■ **Data shown**
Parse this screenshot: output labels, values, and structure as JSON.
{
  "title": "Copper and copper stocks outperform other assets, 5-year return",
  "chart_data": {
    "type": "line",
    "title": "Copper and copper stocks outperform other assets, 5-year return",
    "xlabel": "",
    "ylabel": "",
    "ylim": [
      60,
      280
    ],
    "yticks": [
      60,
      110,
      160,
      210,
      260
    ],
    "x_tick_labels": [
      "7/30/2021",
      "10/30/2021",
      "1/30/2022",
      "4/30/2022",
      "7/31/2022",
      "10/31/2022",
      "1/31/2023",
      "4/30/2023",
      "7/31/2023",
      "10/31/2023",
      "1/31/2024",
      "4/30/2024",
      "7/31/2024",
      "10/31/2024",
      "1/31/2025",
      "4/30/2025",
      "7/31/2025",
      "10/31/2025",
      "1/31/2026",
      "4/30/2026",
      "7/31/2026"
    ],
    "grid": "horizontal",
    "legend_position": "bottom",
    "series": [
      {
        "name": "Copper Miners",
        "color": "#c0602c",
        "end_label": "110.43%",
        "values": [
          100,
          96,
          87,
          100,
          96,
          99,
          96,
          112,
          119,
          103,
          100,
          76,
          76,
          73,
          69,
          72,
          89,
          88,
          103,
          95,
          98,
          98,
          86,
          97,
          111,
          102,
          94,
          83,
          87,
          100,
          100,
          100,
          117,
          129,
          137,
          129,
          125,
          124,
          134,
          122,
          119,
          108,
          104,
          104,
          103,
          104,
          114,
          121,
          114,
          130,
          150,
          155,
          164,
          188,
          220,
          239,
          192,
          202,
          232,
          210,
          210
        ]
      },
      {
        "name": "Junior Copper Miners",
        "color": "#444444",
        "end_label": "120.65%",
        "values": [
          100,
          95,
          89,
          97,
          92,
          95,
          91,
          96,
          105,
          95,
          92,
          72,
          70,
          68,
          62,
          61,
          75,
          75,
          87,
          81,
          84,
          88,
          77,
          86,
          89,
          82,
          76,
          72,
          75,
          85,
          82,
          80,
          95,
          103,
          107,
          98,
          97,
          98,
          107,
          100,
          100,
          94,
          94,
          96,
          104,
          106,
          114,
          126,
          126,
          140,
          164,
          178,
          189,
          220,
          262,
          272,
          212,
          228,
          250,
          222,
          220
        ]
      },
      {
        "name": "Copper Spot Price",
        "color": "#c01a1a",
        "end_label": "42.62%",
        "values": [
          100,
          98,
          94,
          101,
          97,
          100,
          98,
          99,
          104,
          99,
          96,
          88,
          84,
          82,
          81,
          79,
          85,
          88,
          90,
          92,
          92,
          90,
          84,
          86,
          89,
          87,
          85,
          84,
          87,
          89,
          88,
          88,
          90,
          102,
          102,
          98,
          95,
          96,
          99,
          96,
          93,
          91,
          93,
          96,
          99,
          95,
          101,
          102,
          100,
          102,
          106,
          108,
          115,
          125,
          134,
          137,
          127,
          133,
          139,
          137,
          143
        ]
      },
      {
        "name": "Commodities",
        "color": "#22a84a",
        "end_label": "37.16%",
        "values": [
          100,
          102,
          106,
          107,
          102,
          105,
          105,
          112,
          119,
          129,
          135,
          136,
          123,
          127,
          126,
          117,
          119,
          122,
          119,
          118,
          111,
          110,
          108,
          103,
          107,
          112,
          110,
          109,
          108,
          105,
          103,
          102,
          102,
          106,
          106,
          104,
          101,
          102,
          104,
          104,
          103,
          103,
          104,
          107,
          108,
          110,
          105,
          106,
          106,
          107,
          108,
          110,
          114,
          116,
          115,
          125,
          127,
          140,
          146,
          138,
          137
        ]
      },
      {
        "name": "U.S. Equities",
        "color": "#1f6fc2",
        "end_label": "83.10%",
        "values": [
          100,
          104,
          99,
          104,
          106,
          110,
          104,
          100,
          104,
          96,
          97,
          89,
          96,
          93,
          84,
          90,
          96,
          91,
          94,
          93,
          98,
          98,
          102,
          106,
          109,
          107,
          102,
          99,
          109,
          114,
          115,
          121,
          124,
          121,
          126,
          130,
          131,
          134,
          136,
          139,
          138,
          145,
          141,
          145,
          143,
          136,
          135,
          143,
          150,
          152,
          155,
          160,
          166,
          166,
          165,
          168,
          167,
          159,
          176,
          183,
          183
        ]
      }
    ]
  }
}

■ **Instructions for the task**
Report all lines of the data that include the word "Miners".

■ **Worked solution**
        "name": "Copper Miners",
        "name": "Junior Copper Miners",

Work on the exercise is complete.